◆ **Task directions**
Provide only the number of lines where "Impressions" occurs.

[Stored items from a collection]
※ ※ ※

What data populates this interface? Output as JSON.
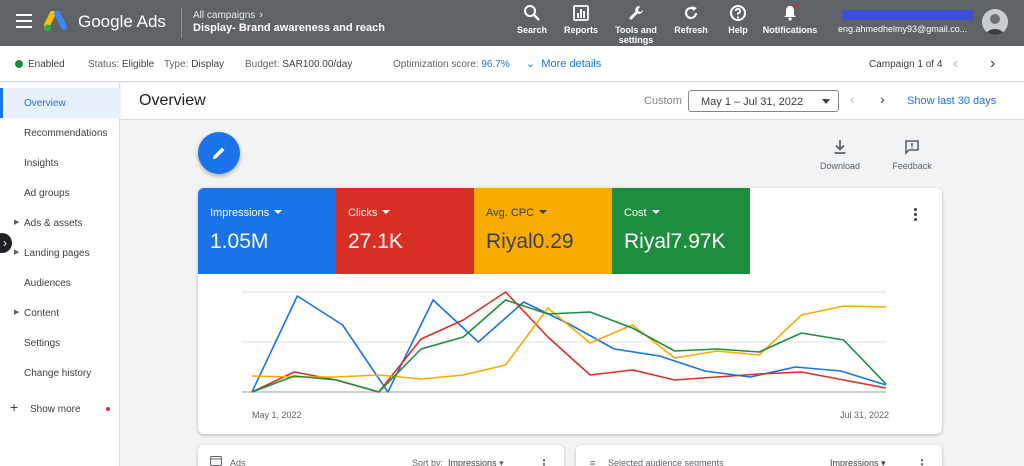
{
  "topbar": {
    "brand": "Google Ads",
    "breadcrumb_all": "All campaigns",
    "breadcrumb_campaign": "Display- Brand awareness and reach",
    "buttons": {
      "search": "Search",
      "reports": "Reports",
      "tools_line1": "Tools and",
      "tools_line2": "settings",
      "refresh": "Refresh",
      "help": "Help",
      "notifications": "Notifications"
    },
    "account_email": "eng.ahmedhelmy93@gmail.co..."
  },
  "statusbar": {
    "enabled": "Enabled",
    "status_label": "Status:",
    "status_value": "Eligible",
    "type_label": "Type:",
    "type_value": "Display",
    "budget_label": "Budget:",
    "budget_value": "SAR100.00/day",
    "opt_label": "Optimization score:",
    "opt_value": "96.7%",
    "more_details": "More details",
    "campaign_counter": "Campaign 1 of 4"
  },
  "sidebar": {
    "items": [
      {
        "label": "Overview"
      },
      {
        "label": "Recommendations"
      },
      {
        "label": "Insights"
      },
      {
        "label": "Ad groups"
      },
      {
        "label": "Ads & assets"
      },
      {
        "label": "Landing pages"
      },
      {
        "label": "Audiences"
      },
      {
        "label": "Content"
      },
      {
        "label": "Settings"
      },
      {
        "label": "Change history"
      }
    ],
    "show_more": "Show more"
  },
  "overview": {
    "title": "Overview",
    "custom_label": "Custom",
    "date_range": "May 1 – Jul 31, 2022",
    "show_last": "Show last 30 days",
    "download": "Download",
    "feedback": "Feedback"
  },
  "metrics": [
    {
      "label": "Impressions",
      "value": "1.05M",
      "color": "#1a73e8"
    },
    {
      "label": "Clicks",
      "value": "27.1K",
      "color": "#d93025"
    },
    {
      "label": "Avg. CPC",
      "value": "Riyal0.29",
      "color": "#f9ab00"
    },
    {
      "label": "Cost",
      "value": "Riyal7.97K",
      "color": "#1e8e3e"
    }
  ],
  "chart_data": {
    "type": "line",
    "x_start_label": "May 1, 2022",
    "x_end_label": "Jul 31, 2022",
    "grid": true,
    "y_range": [
      0,
      100
    ],
    "series": [
      {
        "name": "Impressions",
        "color": "#1a73e8",
        "values": [
          0,
          96,
          67,
          0,
          92,
          50,
          90,
          68,
          43,
          36,
          21,
          15,
          25,
          21,
          7
        ]
      },
      {
        "name": "Clicks",
        "color": "#d93025",
        "values": [
          0,
          20,
          12,
          0,
          53,
          72,
          100,
          55,
          17,
          22,
          12,
          15,
          18,
          20,
          12,
          4
        ]
      },
      {
        "name": "Avg. CPC",
        "color": "#f9ab00",
        "values": [
          16,
          15,
          15,
          17,
          13,
          17,
          27,
          84,
          49,
          67,
          34,
          41,
          37,
          77,
          86,
          85
        ]
      },
      {
        "name": "Cost",
        "color": "#1e8e3e",
        "values": [
          0,
          16,
          12,
          0,
          43,
          55,
          92,
          78,
          80,
          64,
          41,
          43,
          40,
          59,
          52,
          8
        ]
      }
    ]
  },
  "bottom_cards": {
    "ads_title": "Ads",
    "ads_sort_label": "Sort by:",
    "ads_sort_value": "Impressions",
    "audience_title": "Selected audience segments",
    "audience_sort_value": "Impressions"
  }
}
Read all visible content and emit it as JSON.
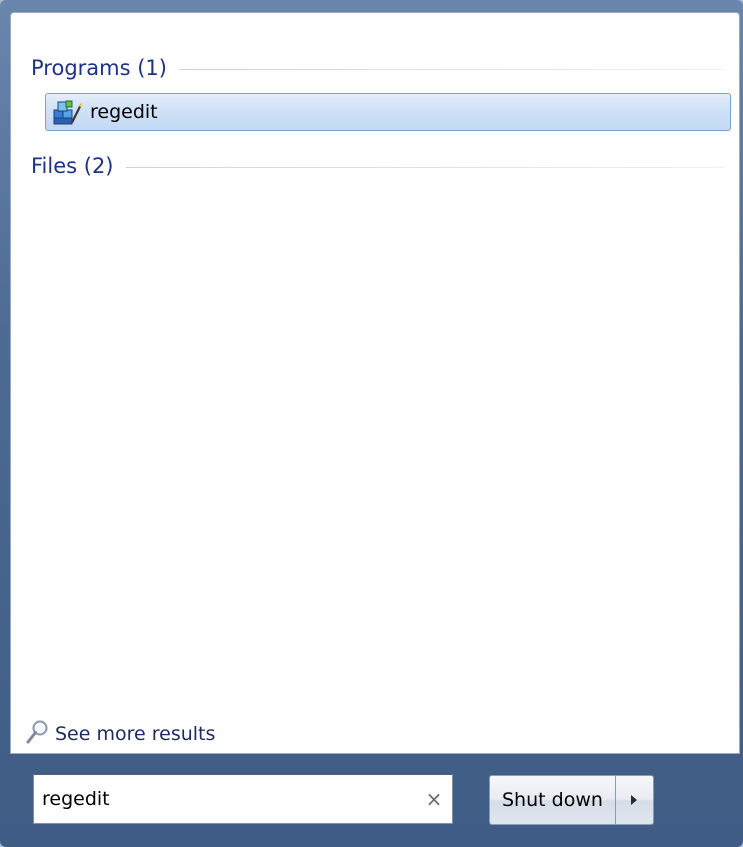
{
  "results": {
    "programs_header": "Programs (1)",
    "files_header": "Files (2)",
    "program_items": [
      {
        "label": "regedit",
        "icon": "registry-editor-icon"
      }
    ],
    "see_more_label": "See more results"
  },
  "search": {
    "value": "regedit",
    "clear_glyph": "×"
  },
  "shutdown": {
    "label": "Shut down"
  },
  "colors": {
    "header_text": "#1e3287",
    "selection_border": "#7da2ce",
    "frame": "#4d6a93"
  }
}
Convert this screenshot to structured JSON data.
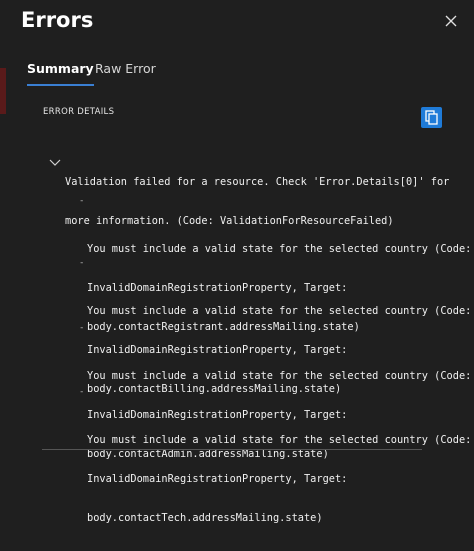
{
  "dialog": {
    "title": "Errors"
  },
  "tabs": [
    {
      "label": "Summary",
      "active": true
    },
    {
      "label": "Raw Error",
      "active": false
    }
  ],
  "section_label": "ERROR DETAILS",
  "main_message": {
    "line1": "Validation failed for a resource. Check 'Error.Details[0]' for",
    "line2": "more information. (Code: ValidationForResourceFailed)"
  },
  "details": [
    {
      "bullet": "-",
      "line1": "You must include a valid state for the selected country (Code:",
      "line2": "InvalidDomainRegistrationProperty, Target:",
      "line3": "body.contactRegistrant.addressMailing.state)"
    },
    {
      "bullet": "-",
      "line1": "You must include a valid state for the selected country (Code:",
      "line2": "InvalidDomainRegistrationProperty, Target:",
      "line3": "body.contactBilling.addressMailing.state)"
    },
    {
      "bullet": "-",
      "line1": "You must include a valid state for the selected country (Code:",
      "line2": "InvalidDomainRegistrationProperty, Target:",
      "line3": "body.contactAdmin.addressMailing.state)"
    },
    {
      "bullet": "-",
      "line1": "You must include a valid state for the selected country (Code:",
      "line2": "InvalidDomainRegistrationProperty, Target:",
      "line3": "body.contactTech.addressMailing.state)"
    }
  ],
  "icons": {
    "close": "close-icon",
    "copy": "copy-icon",
    "expand": "chevron-down-icon"
  },
  "colors": {
    "background": "#1f1f1f",
    "accent": "#1f7bd8",
    "tab_underline": "#3a7fd3"
  }
}
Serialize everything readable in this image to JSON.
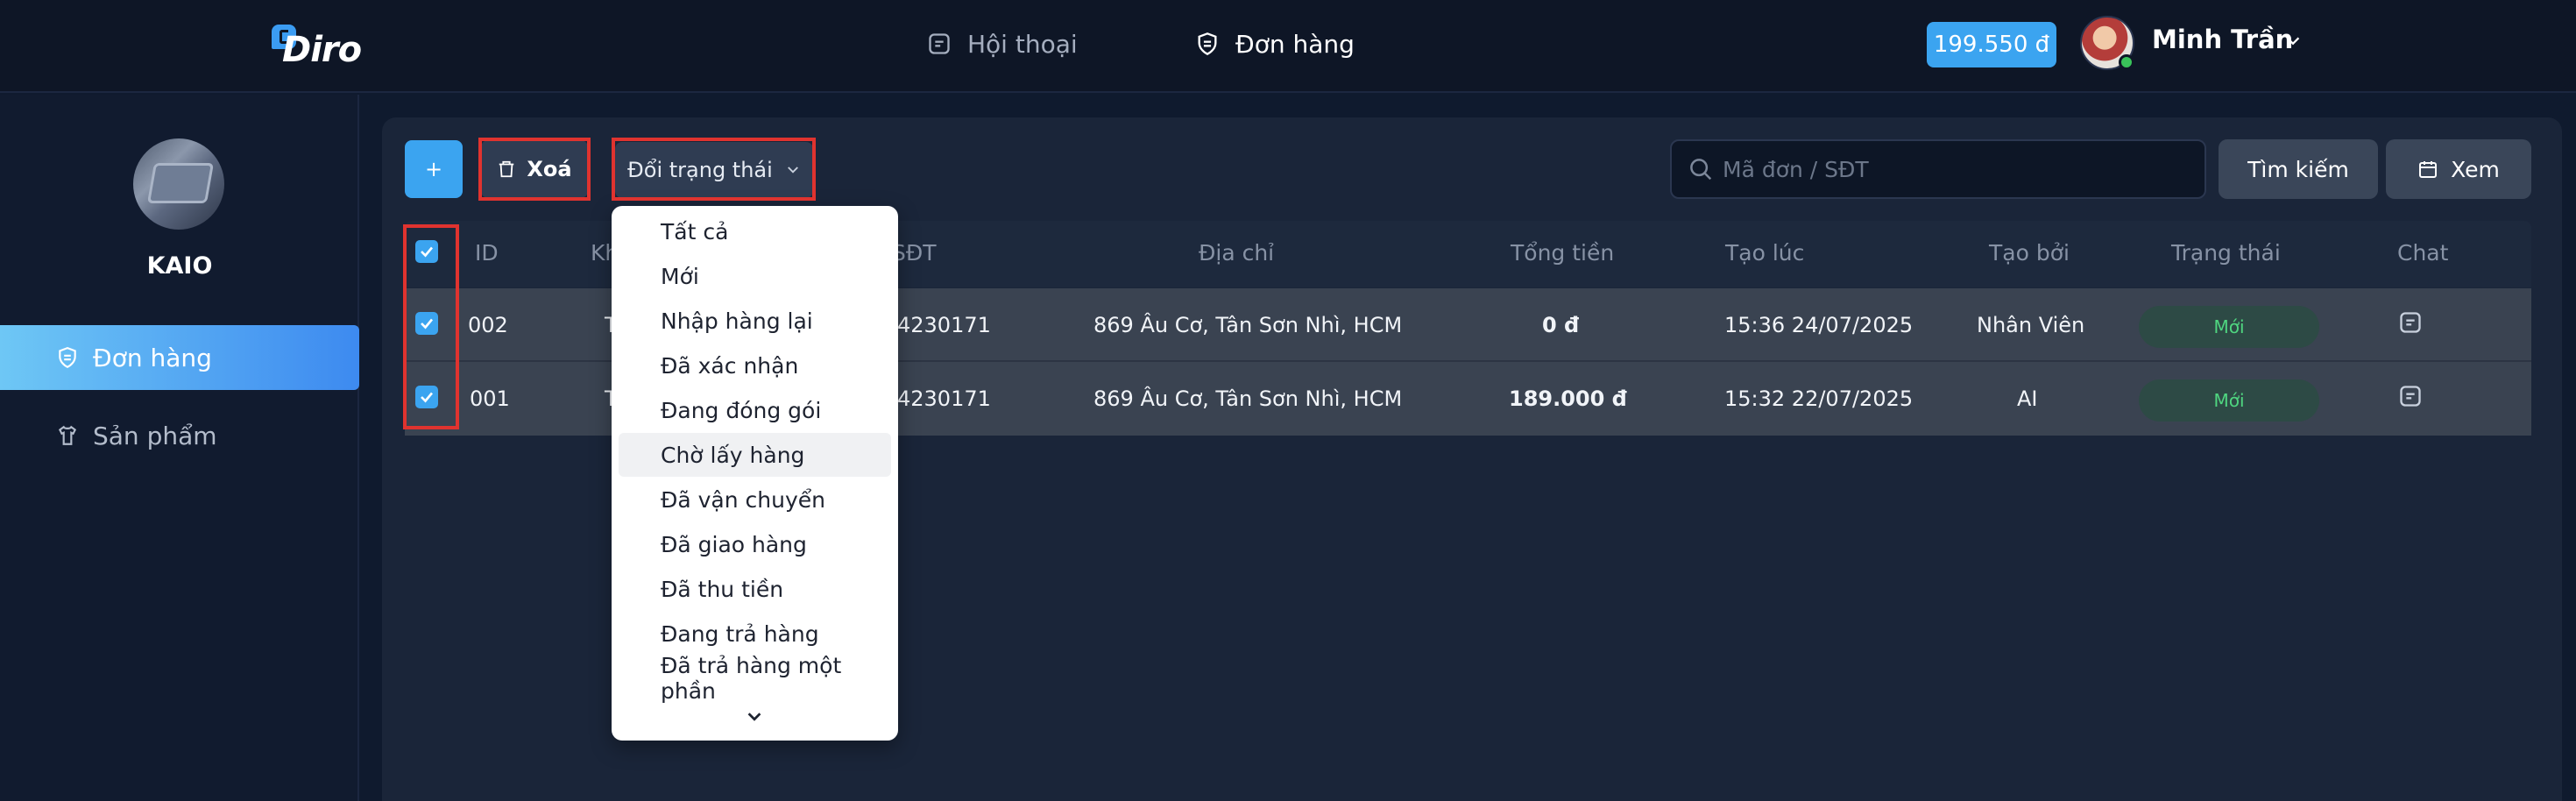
{
  "header": {
    "logo_text": "Diro",
    "nav": [
      {
        "label": "Hội thoại",
        "icon": "message-square-icon"
      },
      {
        "label": "Đơn hàng",
        "icon": "shield-icon"
      }
    ],
    "balance": "199.550 đ",
    "user_name": "Minh Trần"
  },
  "sidebar": {
    "shop_name": "KAIO",
    "items": [
      {
        "label": "Đơn hàng",
        "icon": "shield-icon",
        "active": true
      },
      {
        "label": "Sản phẩm",
        "icon": "shirt-icon",
        "active": false
      }
    ]
  },
  "toolbar": {
    "add_label": "+",
    "delete_label": "Xoá",
    "status_label": "Đổi trạng thái",
    "search_placeholder": "Mã đơn / SĐT",
    "search_button": "Tìm kiếm",
    "view_button": "Xem"
  },
  "table": {
    "headers": [
      "ID",
      "Kh",
      "SĐT",
      "Địa chỉ",
      "Tổng tiền",
      "Tạo lúc",
      "Tạo bởi",
      "Trạng thái",
      "Chat"
    ],
    "rows": [
      {
        "id": "002",
        "customer": "T",
        "phone": "4230171",
        "address": "869 Âu Cơ, Tân Sơn Nhì, HCM",
        "total": "0 đ",
        "created_at": "15:36 24/07/2025",
        "created_by": "Nhân Viên",
        "status": "Mới"
      },
      {
        "id": "001",
        "customer": "T",
        "phone": "4230171",
        "address": "869 Âu Cơ, Tân Sơn Nhì, HCM",
        "total": "189.000 đ",
        "created_at": "15:32 22/07/2025",
        "created_by": "AI",
        "status": "Mới"
      }
    ]
  },
  "status_dropdown": {
    "options": [
      "Tất cả",
      "Mới",
      "Nhập hàng lại",
      "Đã xác nhận",
      "Đang đóng gói",
      "Chờ lấy hàng",
      "Đã vận chuyển",
      "Đã giao hàng",
      "Đã thu tiền",
      "Đang trả hàng",
      "Đã trả hàng một phần"
    ],
    "hovered": "Chờ lấy hàng"
  },
  "colors": {
    "accent": "#3ba4f0",
    "highlight_frame": "#e0332f",
    "status_new": "#4fd680"
  }
}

※ ※ ※

◆ **Expected output**
4